> **Problem statement**:
In full and without alteration, repeat the material.

(Some records)

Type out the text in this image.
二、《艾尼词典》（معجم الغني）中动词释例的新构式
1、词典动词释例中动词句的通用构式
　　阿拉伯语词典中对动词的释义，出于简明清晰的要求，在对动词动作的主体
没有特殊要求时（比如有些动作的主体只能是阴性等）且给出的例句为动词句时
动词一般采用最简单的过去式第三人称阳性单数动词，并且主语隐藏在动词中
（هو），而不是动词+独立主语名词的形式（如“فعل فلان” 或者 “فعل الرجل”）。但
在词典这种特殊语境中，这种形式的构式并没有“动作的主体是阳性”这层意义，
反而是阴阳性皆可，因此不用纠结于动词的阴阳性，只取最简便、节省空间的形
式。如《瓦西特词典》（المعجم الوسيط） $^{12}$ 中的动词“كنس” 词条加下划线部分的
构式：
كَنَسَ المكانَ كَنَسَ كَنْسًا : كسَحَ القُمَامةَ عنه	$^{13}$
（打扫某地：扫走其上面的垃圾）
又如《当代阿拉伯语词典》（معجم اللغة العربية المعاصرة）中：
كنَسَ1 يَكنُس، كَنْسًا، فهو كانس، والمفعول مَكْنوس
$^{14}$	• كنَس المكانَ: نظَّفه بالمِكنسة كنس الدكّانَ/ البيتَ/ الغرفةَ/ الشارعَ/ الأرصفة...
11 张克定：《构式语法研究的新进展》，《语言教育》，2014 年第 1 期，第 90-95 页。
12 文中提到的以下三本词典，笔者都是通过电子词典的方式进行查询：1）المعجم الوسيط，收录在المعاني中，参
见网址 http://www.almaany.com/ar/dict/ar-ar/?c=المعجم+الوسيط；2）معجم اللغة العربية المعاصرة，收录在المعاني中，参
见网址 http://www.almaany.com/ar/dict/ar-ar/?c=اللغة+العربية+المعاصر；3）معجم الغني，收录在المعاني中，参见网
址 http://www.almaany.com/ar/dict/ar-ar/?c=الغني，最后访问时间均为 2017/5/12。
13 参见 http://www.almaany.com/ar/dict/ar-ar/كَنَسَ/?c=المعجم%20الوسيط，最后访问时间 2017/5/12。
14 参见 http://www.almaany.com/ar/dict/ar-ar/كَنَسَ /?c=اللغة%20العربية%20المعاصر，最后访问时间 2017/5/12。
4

> **Exercise response**:
Type out the text in this image.
二、《艾尼词典》（معجم الغني）中动词释例的新构式
1、词典动词释例中动词句的通用构式
　　阿拉伯语词典中对动词的释义，出于简明清晰的要求，在对动词动作的主体
没有特殊要求时（比如有些动作的主体只能是阴性等）且给出的例句为动词句时
动词一般采用最简单的过去式第三人称阳性单数动词，并且主语隐藏在动词中
（هو），而不是动词+独立主语名词的形式（如“فعل فلان” 或者 “فعل الرجل”）。但
在词典这种特殊语境中，这种形式的构式并没有“动作的主体是阳性”这层意义，
反而是阴阳性皆可，因此不用纠结于动词的阴阳性，只取最简便、节省空间的形
式。如《瓦西特词典》（المعجم الوسيط） $^{12}$ 中的动词“كنس” 词条加下划线部分的
构式：
كَنَسَ المكانَ كَنَسَ كَنْسًا : كسَحَ القُمَامةَ عنه	$^{13}$
（打扫某地：扫走其上面的垃圾）
又如《当代阿拉伯语词典》（معجم اللغة العربية المعاصرة）中：
كنَسَ1 يَكنُس، كَنْسًا، فهو كانس، والمفعول مَكْنوس
$^{14}$	• كنَس المكانَ: نظَّفه بالمِكنسة كنس الدكّانَ/ البيتَ/ الغرفةَ/ الشارعَ/ الأرصفة...
11 张克定：《构式语法研究的新进展》，《语言教育》，2014 年第 1 期，第 90-95 页。
12 文中提到的以下三本词典，笔者都是通过电子词典的方式进行查询：1）المعجم الوسيط，收录在المعاني中，参
见网址 http://www.almaany.com/ar/dict/ar-ar/?c=المعجم+الوسيط；2）معجم اللغة العربية المعاصرة，收录在المعاني中，参
见网址 http://www.almaany.com/ar/dict/ar-ar/?c=اللغة+العربية+المعاصر；3）معجم الغني，收录在المعاني中，参见网
址 http://www.almaany.com/ar/dict/ar-ar/?c=الغني，最后访问时间均为 2017/5/12。
13 参见 http://www.almaany.com/ar/dict/ar-ar/كَنَسَ/?c=المعجم%20الوسيط，最后访问时间 2017/5/12。
14 参见 http://www.almaany.com/ar/dict/ar-ar/كَنَسَ /?c=اللغة%20العربية%20المعاصر，最后访问时间 2017/5/12。
4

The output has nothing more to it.